• Goal: Locate every line in the records below that contains the word "bugs", and copy each one.

• Task data:
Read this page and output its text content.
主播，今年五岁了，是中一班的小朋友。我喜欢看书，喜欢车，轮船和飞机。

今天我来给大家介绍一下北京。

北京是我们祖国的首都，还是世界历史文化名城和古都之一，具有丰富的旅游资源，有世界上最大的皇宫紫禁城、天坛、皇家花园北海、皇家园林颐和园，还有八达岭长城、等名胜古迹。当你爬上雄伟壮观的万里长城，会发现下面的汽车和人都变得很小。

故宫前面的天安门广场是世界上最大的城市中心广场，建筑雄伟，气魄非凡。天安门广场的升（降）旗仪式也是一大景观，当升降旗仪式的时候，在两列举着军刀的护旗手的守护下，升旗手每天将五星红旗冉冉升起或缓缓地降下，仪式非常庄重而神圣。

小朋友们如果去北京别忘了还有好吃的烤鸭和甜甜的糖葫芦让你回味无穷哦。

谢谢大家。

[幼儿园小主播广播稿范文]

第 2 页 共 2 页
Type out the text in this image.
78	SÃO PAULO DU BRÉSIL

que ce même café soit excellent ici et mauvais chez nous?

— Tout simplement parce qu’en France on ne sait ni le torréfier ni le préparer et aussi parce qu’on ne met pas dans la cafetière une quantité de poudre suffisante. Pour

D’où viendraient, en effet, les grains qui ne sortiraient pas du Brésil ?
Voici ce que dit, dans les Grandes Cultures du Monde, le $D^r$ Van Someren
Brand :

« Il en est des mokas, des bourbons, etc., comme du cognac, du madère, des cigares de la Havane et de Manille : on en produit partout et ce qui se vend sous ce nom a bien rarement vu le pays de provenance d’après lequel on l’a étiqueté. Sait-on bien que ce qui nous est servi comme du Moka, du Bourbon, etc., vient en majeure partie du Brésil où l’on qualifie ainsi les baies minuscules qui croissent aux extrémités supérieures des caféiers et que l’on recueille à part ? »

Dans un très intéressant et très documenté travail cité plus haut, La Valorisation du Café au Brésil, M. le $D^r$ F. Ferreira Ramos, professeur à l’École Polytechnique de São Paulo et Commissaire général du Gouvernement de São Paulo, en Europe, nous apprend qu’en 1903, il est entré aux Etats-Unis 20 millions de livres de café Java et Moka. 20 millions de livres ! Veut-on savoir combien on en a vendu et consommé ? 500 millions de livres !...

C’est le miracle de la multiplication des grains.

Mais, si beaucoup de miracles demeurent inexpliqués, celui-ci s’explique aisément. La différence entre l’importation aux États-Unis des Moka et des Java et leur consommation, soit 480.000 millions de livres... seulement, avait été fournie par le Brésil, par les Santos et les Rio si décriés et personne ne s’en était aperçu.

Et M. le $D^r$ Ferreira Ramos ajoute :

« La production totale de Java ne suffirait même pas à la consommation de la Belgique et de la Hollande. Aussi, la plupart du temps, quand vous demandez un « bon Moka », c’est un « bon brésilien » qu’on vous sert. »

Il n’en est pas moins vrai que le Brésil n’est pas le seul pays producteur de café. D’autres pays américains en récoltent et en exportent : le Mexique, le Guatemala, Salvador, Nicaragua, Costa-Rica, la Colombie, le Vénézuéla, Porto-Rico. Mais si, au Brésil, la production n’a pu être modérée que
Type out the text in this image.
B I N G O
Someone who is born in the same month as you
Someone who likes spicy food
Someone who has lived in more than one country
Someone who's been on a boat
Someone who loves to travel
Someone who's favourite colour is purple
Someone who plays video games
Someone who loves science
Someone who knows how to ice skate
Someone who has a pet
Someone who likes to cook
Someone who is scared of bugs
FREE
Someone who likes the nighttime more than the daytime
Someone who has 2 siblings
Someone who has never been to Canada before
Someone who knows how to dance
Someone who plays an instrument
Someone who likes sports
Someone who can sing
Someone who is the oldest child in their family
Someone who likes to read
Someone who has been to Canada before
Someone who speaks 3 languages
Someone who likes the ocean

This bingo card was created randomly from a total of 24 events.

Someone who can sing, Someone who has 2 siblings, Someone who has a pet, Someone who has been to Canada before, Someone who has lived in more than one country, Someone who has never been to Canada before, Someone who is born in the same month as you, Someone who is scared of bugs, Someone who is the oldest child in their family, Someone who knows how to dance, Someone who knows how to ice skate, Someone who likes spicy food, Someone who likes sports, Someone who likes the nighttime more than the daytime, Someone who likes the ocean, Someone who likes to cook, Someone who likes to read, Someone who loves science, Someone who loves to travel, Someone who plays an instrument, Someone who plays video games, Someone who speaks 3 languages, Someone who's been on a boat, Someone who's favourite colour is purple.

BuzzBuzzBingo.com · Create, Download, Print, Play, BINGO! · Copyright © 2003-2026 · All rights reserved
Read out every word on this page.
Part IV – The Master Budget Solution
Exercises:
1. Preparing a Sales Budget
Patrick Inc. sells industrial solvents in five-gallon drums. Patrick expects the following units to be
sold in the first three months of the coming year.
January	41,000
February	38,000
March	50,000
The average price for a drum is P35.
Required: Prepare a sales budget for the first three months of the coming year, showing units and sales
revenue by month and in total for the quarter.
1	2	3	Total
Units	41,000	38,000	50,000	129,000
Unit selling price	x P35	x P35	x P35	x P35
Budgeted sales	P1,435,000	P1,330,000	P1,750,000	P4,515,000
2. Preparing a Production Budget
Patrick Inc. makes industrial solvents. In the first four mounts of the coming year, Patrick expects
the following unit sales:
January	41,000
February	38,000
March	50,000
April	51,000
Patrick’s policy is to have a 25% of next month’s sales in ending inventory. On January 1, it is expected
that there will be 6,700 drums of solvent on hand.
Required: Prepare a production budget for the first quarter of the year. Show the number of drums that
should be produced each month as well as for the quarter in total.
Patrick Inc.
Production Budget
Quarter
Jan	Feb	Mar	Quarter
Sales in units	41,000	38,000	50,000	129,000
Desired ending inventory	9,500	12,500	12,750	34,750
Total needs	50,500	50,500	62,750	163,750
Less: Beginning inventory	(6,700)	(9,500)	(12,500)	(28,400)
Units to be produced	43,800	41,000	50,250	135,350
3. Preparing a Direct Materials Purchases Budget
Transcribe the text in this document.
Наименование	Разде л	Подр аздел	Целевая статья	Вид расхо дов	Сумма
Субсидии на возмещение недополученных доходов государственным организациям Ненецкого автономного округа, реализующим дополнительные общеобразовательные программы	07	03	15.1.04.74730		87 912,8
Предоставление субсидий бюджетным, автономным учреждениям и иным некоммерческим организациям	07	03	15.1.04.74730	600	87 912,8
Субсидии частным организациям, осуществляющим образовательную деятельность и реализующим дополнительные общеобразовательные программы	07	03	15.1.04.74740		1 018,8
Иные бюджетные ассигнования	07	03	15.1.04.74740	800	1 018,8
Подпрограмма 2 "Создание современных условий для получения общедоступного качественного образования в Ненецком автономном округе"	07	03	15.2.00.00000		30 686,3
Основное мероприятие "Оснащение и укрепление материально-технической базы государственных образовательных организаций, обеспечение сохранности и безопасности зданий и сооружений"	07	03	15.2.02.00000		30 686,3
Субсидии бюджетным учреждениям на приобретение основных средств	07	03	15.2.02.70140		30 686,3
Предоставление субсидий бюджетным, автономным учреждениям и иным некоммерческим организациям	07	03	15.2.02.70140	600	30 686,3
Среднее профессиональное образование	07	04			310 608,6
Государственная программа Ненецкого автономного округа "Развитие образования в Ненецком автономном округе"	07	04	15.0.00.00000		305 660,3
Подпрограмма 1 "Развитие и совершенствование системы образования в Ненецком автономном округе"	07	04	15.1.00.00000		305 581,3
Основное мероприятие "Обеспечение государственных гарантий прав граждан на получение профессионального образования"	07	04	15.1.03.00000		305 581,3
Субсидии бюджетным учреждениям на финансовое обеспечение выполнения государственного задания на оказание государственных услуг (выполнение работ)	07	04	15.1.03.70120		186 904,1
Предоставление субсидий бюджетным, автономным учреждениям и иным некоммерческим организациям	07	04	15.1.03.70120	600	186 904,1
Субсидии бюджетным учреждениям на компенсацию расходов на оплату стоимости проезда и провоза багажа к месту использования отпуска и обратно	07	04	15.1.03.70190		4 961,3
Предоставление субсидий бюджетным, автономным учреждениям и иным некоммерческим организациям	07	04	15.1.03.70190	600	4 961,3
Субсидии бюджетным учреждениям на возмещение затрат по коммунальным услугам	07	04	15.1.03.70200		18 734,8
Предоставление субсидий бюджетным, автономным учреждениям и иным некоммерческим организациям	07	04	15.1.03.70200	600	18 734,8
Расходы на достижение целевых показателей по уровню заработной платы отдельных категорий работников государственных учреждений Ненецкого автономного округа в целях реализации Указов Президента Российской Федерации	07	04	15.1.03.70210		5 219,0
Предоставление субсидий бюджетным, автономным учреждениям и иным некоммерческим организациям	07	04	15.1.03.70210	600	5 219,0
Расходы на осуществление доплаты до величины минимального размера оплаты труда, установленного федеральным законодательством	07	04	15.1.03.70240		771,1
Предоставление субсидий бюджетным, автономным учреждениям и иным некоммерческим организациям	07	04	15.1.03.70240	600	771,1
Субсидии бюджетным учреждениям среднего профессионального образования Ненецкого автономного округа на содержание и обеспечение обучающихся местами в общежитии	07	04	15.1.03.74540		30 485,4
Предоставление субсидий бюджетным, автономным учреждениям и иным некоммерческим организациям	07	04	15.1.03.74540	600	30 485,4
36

• Answer below:
Someone who is scared of bugs
Someone who can sing, Someone who has 2 siblings, Someone who has a pet, Someone who has been to Canada before, Someone who has lived in more than one country, Someone who has never been to Canada before, Someone who is born in the same month as you, Someone who is scared of bugs, Someone who is the oldest child in their family, Someone who knows how to dance, Someone who knows how to ice skate, Someone who likes spicy food, Someone who likes sports, Someone who likes the nighttime more than the daytime, Someone who likes the ocean, Someone who likes to cook, Someone who likes to read, Someone who loves science, Someone who loves to travel, Someone who plays an instrument, Someone who plays video games, Someone who speaks 3 languages, Someone who's been on a boat, Someone who's favourite colour is purple.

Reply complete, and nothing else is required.